Repeat all of the material exactly as given.
[Start of EXERCISE INPUT]
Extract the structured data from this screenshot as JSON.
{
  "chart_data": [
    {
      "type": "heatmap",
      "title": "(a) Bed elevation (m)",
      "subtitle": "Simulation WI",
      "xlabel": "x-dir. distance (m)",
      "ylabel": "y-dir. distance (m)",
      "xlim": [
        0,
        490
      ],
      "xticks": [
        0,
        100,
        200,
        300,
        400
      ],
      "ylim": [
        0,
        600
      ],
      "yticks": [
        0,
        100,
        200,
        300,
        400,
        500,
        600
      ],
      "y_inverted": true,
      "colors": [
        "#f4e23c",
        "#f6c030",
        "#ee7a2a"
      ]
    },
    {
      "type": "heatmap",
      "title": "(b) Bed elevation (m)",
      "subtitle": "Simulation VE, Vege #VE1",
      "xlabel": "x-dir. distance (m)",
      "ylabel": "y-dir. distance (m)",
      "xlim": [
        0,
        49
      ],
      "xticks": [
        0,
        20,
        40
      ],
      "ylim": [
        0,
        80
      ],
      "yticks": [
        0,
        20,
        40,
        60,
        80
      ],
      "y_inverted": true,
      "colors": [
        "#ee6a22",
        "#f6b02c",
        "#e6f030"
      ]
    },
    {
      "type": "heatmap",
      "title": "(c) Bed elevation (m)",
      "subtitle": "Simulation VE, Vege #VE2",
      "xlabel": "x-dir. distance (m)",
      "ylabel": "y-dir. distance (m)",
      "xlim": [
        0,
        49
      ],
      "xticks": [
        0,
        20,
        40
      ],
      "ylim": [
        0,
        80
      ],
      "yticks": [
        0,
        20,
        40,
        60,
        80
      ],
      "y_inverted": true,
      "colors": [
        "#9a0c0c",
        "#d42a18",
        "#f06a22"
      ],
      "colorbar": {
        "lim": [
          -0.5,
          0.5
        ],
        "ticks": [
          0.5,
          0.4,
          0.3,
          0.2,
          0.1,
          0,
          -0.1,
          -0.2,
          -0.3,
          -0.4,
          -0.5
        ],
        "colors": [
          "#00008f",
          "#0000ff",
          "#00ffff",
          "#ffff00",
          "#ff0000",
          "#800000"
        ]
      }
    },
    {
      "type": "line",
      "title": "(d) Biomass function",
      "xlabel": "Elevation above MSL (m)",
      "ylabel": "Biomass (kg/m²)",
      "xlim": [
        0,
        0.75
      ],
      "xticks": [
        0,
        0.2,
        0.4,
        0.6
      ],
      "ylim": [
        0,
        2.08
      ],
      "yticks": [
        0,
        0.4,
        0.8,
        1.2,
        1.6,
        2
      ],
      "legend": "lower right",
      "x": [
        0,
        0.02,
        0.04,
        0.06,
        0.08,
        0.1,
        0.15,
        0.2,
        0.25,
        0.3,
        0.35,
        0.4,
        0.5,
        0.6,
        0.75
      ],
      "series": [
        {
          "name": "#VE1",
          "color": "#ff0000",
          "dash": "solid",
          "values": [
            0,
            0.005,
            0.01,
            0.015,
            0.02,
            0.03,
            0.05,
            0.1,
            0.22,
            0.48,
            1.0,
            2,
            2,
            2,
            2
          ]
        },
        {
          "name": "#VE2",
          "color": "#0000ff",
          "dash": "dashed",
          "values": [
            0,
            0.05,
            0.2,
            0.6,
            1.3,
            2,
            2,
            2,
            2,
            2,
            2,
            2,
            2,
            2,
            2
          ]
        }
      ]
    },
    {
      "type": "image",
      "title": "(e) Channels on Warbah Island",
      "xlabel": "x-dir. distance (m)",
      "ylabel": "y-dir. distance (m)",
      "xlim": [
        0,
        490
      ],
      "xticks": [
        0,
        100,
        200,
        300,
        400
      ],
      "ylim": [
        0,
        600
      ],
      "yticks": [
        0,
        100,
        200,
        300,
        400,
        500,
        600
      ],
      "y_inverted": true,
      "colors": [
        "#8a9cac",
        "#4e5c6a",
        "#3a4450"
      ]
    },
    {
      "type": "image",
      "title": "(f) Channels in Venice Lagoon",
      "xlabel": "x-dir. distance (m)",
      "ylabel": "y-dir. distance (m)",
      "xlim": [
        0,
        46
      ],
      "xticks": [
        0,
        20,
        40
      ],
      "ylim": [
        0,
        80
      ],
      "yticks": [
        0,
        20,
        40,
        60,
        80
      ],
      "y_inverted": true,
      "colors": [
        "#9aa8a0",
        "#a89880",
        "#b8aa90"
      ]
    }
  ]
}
[End of EXERCISE INPUT]
**CORRECT ANSWER**
Extract the structured data from this screenshot as JSON.
{
  "chart_data": [
    {
      "type": "heatmap",
      "title": "(a) Bed elevation (m)",
      "subtitle": "Simulation WI",
      "xlabel": "x-dir. distance (m)",
      "ylabel": "y-dir. distance (m)",
      "xlim": [
        0,
        490
      ],
      "xticks": [
        0,
        100,
        200,
        300,
        400
      ],
      "ylim": [
        0,
        600
      ],
      "yticks": [
        0,
        100,
        200,
        300,
        400,
        500,
        600
      ],
      "y_inverted": true,
      "colors": [
        "#f4e23c",
        "#f6c030",
        "#ee7a2a"
      ]
    },
    {
      "type": "heatmap",
      "title": "(b) Bed elevation (m)",
      "subtitle": "Simulation VE, Vege #VE1",
      "xlabel": "x-dir. distance (m)",
      "ylabel": "y-dir. distance (m)",
      "xlim": [
        0,
        49
      ],
      "xticks": [
        0,
        20,
        40
      ],
      "ylim": [
        0,
        80
      ],
      "yticks": [
        0,
        20,
        40,
        60,
        80
      ],
      "y_inverted": true,
      "colors": [
        "#ee6a22",
        "#f6b02c",
        "#e6f030"
      ]
    },
    {
      "type": "heatmap",
      "title": "(c) Bed elevation (m)",
      "subtitle": "Simulation VE, Vege #VE2",
      "xlabel": "x-dir. distance (m)",
      "ylabel": "y-dir. distance (m)",
      "xlim": [
        0,
        49
      ],
      "xticks": [
        0,
        20,
        40
      ],
      "ylim": [
        0,
        80
      ],
      "yticks": [
        0,
        20,
        40,
        60,
        80
      ],
      "y_inverted": true,
      "colors": [
        "#9a0c0c",
        "#d42a18",
        "#f06a22"
      ],
      "colorbar": {
        "lim": [
          -0.5,
          0.5
        ],
        "ticks": [
          0.5,
          0.4,
          0.3,
          0.2,
          0.1,
          0,
          -0.1,
          -0.2,
          -0.3,
          -0.4,
          -0.5
        ],
        "colors": [
          "#00008f",
          "#0000ff",
          "#00ffff",
          "#ffff00",
          "#ff0000",
          "#800000"
        ]
      }
    },
    {
      "type": "line",
      "title": "(d) Biomass function",
      "xlabel": "Elevation above MSL (m)",
      "ylabel": "Biomass (kg/m²)",
      "xlim": [
        0,
        0.75
      ],
      "xticks": [
        0,
        0.2,
        0.4,
        0.6
      ],
      "ylim": [
        0,
        2.08
      ],
      "yticks": [
        0,
        0.4,
        0.8,
        1.2,
        1.6,
        2
      ],
      "legend": "lower right",
      "x": [
        0,
        0.02,
        0.04,
        0.06,
        0.08,
        0.1,
        0.15,
        0.2,
        0.25,
        0.3,
        0.35,
        0.4,
        0.5,
        0.6,
        0.75
      ],
      "series": [
        {
          "name": "#VE1",
          "color": "#ff0000",
          "dash": "solid",
          "values": [
            0,
            0.005,
            0.01,
            0.015,
            0.02,
            0.03,
            0.05,
            0.1,
            0.22,
            0.48,
            1.0,
            2,
            2,
            2,
            2
          ]
        },
        {
          "name": "#VE2",
          "color": "#0000ff",
          "dash": "dashed",
          "values": [
            0,
            0.05,
            0.2,
            0.6,
            1.3,
            2,
            2,
            2,
            2,
            2,
            2,
            2,
            2,
            2,
            2
          ]
        }
      ]
    },
    {
      "type": "image",
      "title": "(e) Channels on Warbah Island",
      "xlabel": "x-dir. distance (m)",
      "ylabel": "y-dir. distance (m)",
      "xlim": [
        0,
        490
      ],
      "xticks": [
        0,
        100,
        200,
        300,
        400
      ],
      "ylim": [
        0,
        600
      ],
      "yticks": [
        0,
        100,
        200,
        300,
        400,
        500,
        600
      ],
      "y_inverted": true,
      "colors": [
        "#8a9cac",
        "#4e5c6a",
        "#3a4450"
      ]
    },
    {
      "type": "image",
      "title": "(f) Channels in Venice Lagoon",
      "xlabel": "x-dir. distance (m)",
      "ylabel": "y-dir. distance (m)",
      "xlim": [
        0,
        46
      ],
      "xticks": [
        0,
        20,
        40
      ],
      "ylim": [
        0,
        80
      ],
      "yticks": [
        0,
        20,
        40,
        60,
        80
      ],
      "y_inverted": true,
      "colors": [
        "#9aa8a0",
        "#a89880",
        "#b8aa90"
      ]
    }
  ]
}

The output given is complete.